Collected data
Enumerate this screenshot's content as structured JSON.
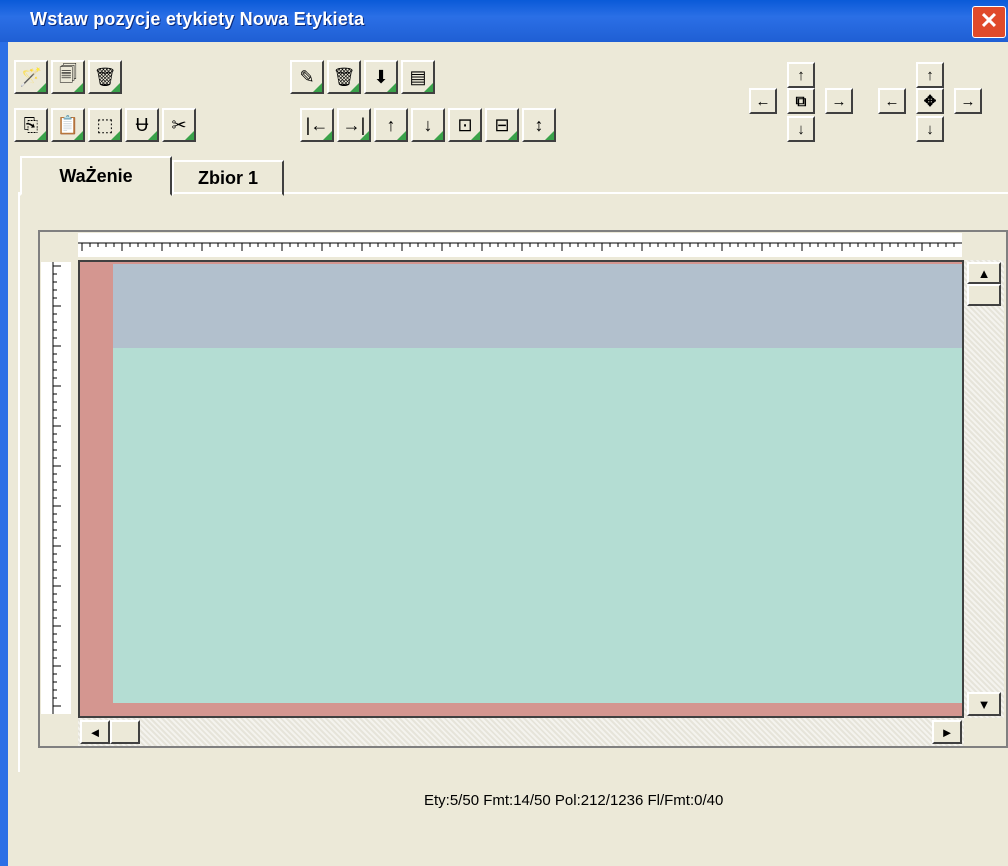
{
  "window": {
    "title": "Wstaw pozycje etykiety Nowa Etykieta",
    "close_glyph": "✕"
  },
  "toolbar": {
    "row1_left": [
      {
        "name": "wand-icon",
        "glyph": "🪄"
      },
      {
        "name": "copy-doc-icon",
        "glyph": "🗐"
      },
      {
        "name": "trash-icon",
        "glyph": "🗑"
      }
    ],
    "row1_mid": [
      {
        "name": "pencil-icon",
        "glyph": "✎"
      },
      {
        "name": "trash-icon",
        "glyph": "🗑"
      },
      {
        "name": "arrow-down-icon",
        "glyph": "⬇"
      },
      {
        "name": "form-icon",
        "glyph": "▤"
      }
    ],
    "row2_left": [
      {
        "name": "copy-icon",
        "glyph": "⎘"
      },
      {
        "name": "paste-icon",
        "glyph": "📋"
      },
      {
        "name": "select-rect-icon",
        "glyph": "⬚"
      },
      {
        "name": "text-field-icon",
        "glyph": "Ʉ"
      },
      {
        "name": "scissors-icon",
        "glyph": "✂"
      }
    ],
    "row2_mid": [
      {
        "name": "align-left-icon",
        "glyph": "|←"
      },
      {
        "name": "align-right-icon",
        "glyph": "→|"
      },
      {
        "name": "align-top-icon",
        "glyph": "↑"
      },
      {
        "name": "align-bottom-icon",
        "glyph": "↓"
      },
      {
        "name": "center-horizontal-icon",
        "glyph": "⊡"
      },
      {
        "name": "center-vertical-icon",
        "glyph": "⊟"
      },
      {
        "name": "distribute-vertical-icon",
        "glyph": "↕"
      }
    ]
  },
  "arrows": {
    "up": "↑",
    "down": "↓",
    "left": "←",
    "right": "→",
    "move_center": "⧉",
    "resize_center": "✥"
  },
  "tabs": [
    {
      "label": "WaŻenie",
      "active": true
    },
    {
      "label": "Zbior 1",
      "active": false
    }
  ],
  "scroll": {
    "up": "▲",
    "down": "▼",
    "left": "◄",
    "right": "►"
  },
  "status": "Ety:5/50 Fmt:14/50 Pol:212/1236 Fl/Fmt:0/40",
  "colors": {
    "title_bar": "#2b6fe6",
    "band_top": "#b2c0cd",
    "band_main": "#b4ddd3",
    "margin": "#d49690"
  }
}
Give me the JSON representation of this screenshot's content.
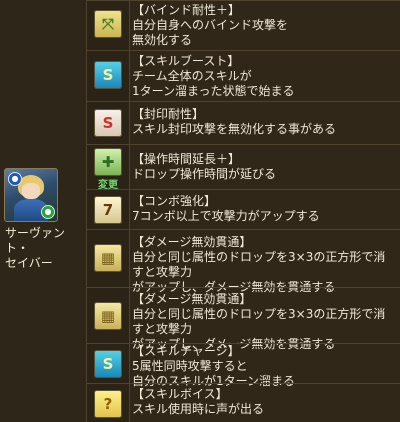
{
  "character": {
    "name_line1": "サーヴァント・",
    "name_line2": "セイバー"
  },
  "rows": [
    {
      "icon": "bind-resist-icon",
      "lines": [
        "【バインド耐性＋】",
        "自分自身へのバインド攻撃を",
        "無効化する"
      ]
    },
    {
      "icon": "skill-boost-icon",
      "lines": [
        "【スキルブースト】",
        "チーム全体のスキルが",
        "1ターン溜まった状態で始まる"
      ]
    },
    {
      "icon": "seal-resist-icon",
      "lines": [
        "【封印耐性】",
        "スキル封印攻撃を無効化する事がある"
      ]
    },
    {
      "icon": "time-extend-icon",
      "change_label": "変更",
      "lines": [
        "【操作時間延長＋】",
        "ドロップ操作時間が延びる"
      ]
    },
    {
      "icon": "combo-boost-icon",
      "lines": [
        "【コンボ強化】",
        "7コンボ以上で攻撃力がアップする"
      ]
    },
    {
      "icon": "damage-void-pierce-icon",
      "lines": [
        "【ダメージ無効貫通】",
        "自分と同じ属性のドロップを3×3の正方形で消すと攻撃力",
        "がアップし、ダメージ無効を貫通する"
      ]
    },
    {
      "icon": "damage-void-pierce-icon",
      "lines": [
        "【ダメージ無効貫通】",
        "自分と同じ属性のドロップを3×3の正方形で消すと攻撃力",
        "がアップし、ダメージ無効を貫通する"
      ]
    },
    {
      "icon": "skill-charge-icon",
      "lines": [
        "【スキルチャージ】",
        "5属性同時攻撃すると",
        "自分のスキルが1ターン溜まる"
      ]
    },
    {
      "icon": "skill-voice-icon",
      "lines": [
        "【スキルボイス】",
        "スキル使用時に声が出る"
      ]
    }
  ]
}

### Work to be completed
Leave images out of the retyped records; keep all else exact.

### Final result
Enumerate this screenshot's content as structured JSON.
{
  "window": {
    "title": "Wstaw pozycje etykiety Nowa Etykieta",
    "close_glyph": "✕"
  },
  "toolbar": {
    "row1_left": [
      {
        "name": "wand-icon",
        "glyph": "🪄"
      },
      {
        "name": "copy-doc-icon",
        "glyph": "🗐"
      },
      {
        "name": "trash-icon",
        "glyph": "🗑"
      }
    ],
    "row1_mid": [
      {
        "name": "pencil-icon",
        "glyph": "✎"
      },
      {
        "name": "trash-icon",
        "glyph": "🗑"
      },
      {
        "name": "arrow-down-icon",
        "glyph": "⬇"
      },
      {
        "name": "form-icon",
        "glyph": "▤"
      }
    ],
    "row2_left": [
      {
        "name": "copy-icon",
        "glyph": "⎘"
      },
      {
        "name": "paste-icon",
        "glyph": "📋"
      },
      {
        "name": "select-rect-icon",
        "glyph": "⬚"
      },
      {
        "name": "text-field-icon",
        "glyph": "Ʉ"
      },
      {
        "name": "scissors-icon",
        "glyph": "✂"
      }
    ],
    "row2_mid": [
      {
        "name": "align-left-icon",
        "glyph": "|←"
      },
      {
        "name": "align-right-icon",
        "glyph": "→|"
      },
      {
        "name": "align-top-icon",
        "glyph": "↑"
      },
      {
        "name": "align-bottom-icon",
        "glyph": "↓"
      },
      {
        "name": "center-horizontal-icon",
        "glyph": "⊡"
      },
      {
        "name": "center-vertical-icon",
        "glyph": "⊟"
      },
      {
        "name": "distribute-vertical-icon",
        "glyph": "↕"
      }
    ]
  },
  "arrows": {
    "up": "↑",
    "down": "↓",
    "left": "←",
    "right": "→",
    "move_center": "⧉",
    "resize_center": "✥"
  },
  "tabs": [
    {
      "label": "WaŻenie",
      "active": true
    },
    {
      "label": "Zbior 1",
      "active": false
    }
  ],
  "scroll": {
    "up": "▲",
    "down": "▼",
    "left": "◄",
    "right": "►"
  },
  "status": "Ety:5/50 Fmt:14/50 Pol:212/1236 Fl/Fmt:0/40",
  "colors": {
    "title_bar": "#2b6fe6",
    "band_top": "#b2c0cd",
    "band_main": "#b4ddd3",
    "margin": "#d49690"
  }
}
Give me the JSON representation of this screenshot's content.
{
  "character": {
    "name_line1": "サーヴァント・",
    "name_line2": "セイバー"
  },
  "rows": [
    {
      "icon": "bind-resist-icon",
      "lines": [
        "【バインド耐性＋】",
        "自分自身へのバインド攻撃を",
        "無効化する"
      ]
    },
    {
      "icon": "skill-boost-icon",
      "lines": [
        "【スキルブースト】",
        "チーム全体のスキルが",
        "1ターン溜まった状態で始まる"
      ]
    },
    {
      "icon": "seal-resist-icon",
      "lines": [
        "【封印耐性】",
        "スキル封印攻撃を無効化する事がある"
      ]
    },
    {
      "icon": "time-extend-icon",
      "change_label": "変更",
      "lines": [
        "【操作時間延長＋】",
        "ドロップ操作時間が延びる"
      ]
    },
    {
      "icon": "combo-boost-icon",
      "lines": [
        "【コンボ強化】",
        "7コンボ以上で攻撃力がアップする"
      ]
    },
    {
      "icon": "damage-void-pierce-icon",
      "lines": [
        "【ダメージ無効貫通】",
        "自分と同じ属性のドロップを3×3の正方形で消すと攻撃力",
        "がアップし、ダメージ無効を貫通する"
      ]
    },
    {
      "icon": "damage-void-pierce-icon",
      "lines": [
        "【ダメージ無効貫通】",
        "自分と同じ属性のドロップを3×3の正方形で消すと攻撃力",
        "がアップし、ダメージ無効を貫通する"
      ]
    },
    {
      "icon": "skill-charge-icon",
      "lines": [
        "【スキルチャージ】",
        "5属性同時攻撃すると",
        "自分のスキルが1ターン溜まる"
      ]
    },
    {
      "icon": "skill-voice-icon",
      "lines": [
        "【スキルボイス】",
        "スキル使用時に声が出る"
      ]
    }
  ]
}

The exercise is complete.